## EXERCISE REQUIREMENTS
Count how many lines have the word "Samverkan" in them. Reply with that number by itself.

--- Begin ---

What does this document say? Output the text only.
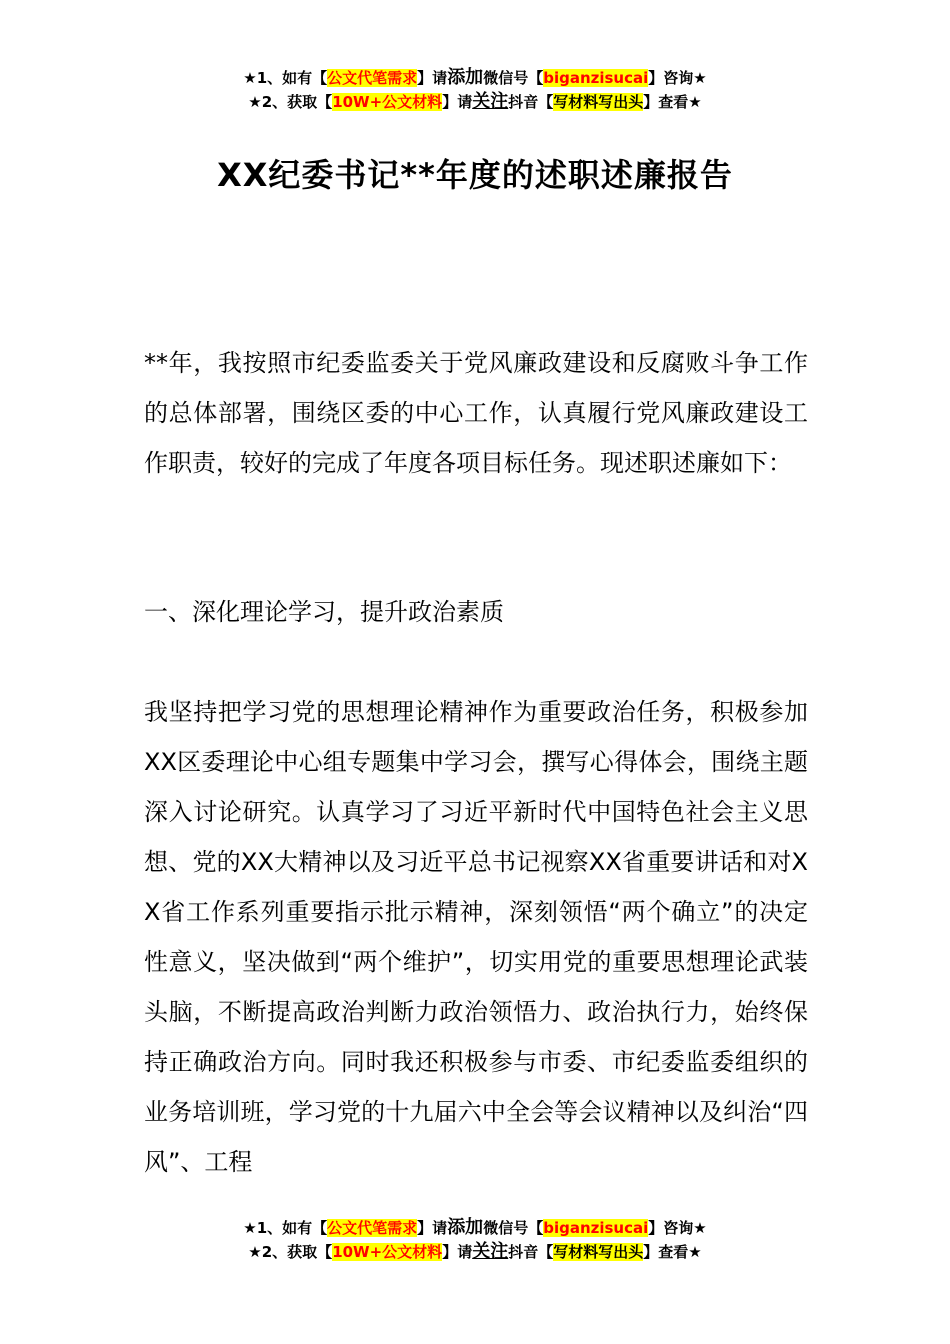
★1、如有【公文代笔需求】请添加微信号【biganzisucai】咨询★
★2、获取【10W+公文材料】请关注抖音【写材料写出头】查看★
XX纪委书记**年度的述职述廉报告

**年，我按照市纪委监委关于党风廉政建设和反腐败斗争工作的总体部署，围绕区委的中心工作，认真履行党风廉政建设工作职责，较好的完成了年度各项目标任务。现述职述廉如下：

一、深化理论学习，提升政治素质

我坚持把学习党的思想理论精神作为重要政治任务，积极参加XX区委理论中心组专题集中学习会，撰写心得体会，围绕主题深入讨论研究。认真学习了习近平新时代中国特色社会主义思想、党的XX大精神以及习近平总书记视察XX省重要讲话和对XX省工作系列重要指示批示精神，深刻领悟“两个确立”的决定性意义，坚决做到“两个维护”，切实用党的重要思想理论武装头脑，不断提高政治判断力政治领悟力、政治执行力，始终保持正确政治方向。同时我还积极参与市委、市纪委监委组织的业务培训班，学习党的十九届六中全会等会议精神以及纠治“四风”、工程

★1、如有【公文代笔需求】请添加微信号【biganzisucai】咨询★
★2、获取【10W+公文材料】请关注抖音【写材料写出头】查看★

--- End ---
--- Begin ---

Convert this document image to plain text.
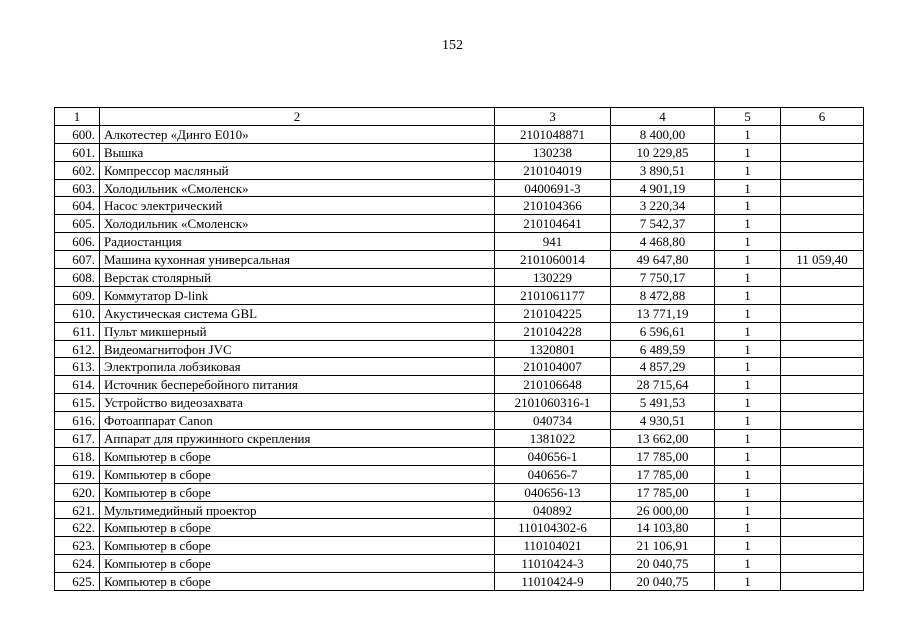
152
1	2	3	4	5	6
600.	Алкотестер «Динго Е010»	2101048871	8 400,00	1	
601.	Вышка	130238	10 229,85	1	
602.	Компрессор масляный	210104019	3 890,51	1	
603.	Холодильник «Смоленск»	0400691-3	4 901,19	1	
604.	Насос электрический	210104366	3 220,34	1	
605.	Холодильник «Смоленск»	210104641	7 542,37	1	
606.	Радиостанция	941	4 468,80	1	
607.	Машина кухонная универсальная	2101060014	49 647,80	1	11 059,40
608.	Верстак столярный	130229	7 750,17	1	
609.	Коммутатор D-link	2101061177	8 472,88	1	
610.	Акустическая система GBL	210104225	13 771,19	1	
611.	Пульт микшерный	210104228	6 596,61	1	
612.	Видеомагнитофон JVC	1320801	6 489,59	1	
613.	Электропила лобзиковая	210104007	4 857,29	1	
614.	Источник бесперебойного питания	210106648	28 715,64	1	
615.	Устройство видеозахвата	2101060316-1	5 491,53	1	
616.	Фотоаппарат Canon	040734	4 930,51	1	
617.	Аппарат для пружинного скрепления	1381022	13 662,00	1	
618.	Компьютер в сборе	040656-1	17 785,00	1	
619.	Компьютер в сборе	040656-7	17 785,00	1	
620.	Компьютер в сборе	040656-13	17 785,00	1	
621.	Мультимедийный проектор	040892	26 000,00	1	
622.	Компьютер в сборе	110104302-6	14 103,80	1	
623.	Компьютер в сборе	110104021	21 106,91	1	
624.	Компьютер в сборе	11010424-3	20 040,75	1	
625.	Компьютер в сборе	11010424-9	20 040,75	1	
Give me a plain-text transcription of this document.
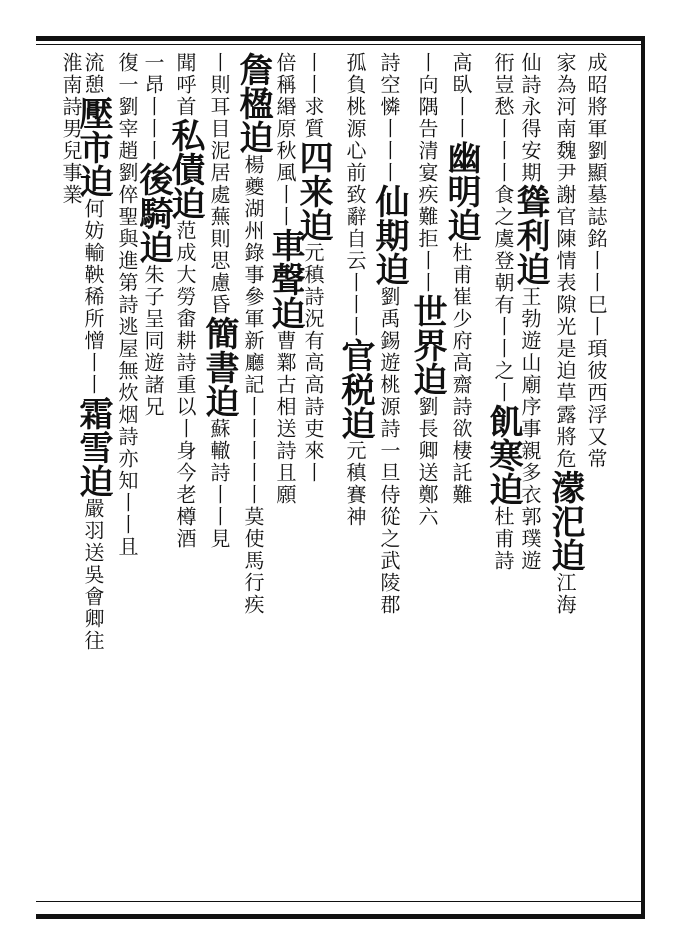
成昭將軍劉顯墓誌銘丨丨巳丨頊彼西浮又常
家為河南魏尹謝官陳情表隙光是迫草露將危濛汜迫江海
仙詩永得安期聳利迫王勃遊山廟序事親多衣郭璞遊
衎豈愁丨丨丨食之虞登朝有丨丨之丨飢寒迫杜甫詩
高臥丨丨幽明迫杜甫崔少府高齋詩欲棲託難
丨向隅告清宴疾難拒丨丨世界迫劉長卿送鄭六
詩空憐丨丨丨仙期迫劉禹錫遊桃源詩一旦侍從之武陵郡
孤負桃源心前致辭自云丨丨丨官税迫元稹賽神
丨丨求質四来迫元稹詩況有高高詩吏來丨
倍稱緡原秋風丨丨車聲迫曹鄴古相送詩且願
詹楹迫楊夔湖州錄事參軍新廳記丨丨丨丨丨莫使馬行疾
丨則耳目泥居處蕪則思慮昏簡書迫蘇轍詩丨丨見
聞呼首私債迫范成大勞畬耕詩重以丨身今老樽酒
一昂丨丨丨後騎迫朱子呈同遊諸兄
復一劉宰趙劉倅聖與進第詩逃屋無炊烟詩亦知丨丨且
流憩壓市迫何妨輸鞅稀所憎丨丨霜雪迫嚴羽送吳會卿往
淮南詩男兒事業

--- End ---
--- Begin ---

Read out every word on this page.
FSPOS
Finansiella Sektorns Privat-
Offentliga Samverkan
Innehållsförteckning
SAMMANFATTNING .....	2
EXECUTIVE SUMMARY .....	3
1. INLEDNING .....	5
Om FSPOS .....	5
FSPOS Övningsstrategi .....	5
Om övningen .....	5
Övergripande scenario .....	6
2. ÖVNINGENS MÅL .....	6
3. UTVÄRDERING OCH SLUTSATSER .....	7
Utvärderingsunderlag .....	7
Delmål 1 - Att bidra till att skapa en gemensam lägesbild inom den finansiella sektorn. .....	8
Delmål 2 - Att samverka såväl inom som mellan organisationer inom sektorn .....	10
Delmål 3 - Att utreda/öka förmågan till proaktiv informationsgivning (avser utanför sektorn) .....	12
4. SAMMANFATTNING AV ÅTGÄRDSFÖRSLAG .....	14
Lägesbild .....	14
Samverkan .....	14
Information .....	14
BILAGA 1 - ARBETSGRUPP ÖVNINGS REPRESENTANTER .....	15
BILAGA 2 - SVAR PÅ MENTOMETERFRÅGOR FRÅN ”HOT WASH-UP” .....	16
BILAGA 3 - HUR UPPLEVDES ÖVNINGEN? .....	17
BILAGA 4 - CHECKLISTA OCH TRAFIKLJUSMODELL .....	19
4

--- End ---

## SOLUTION
2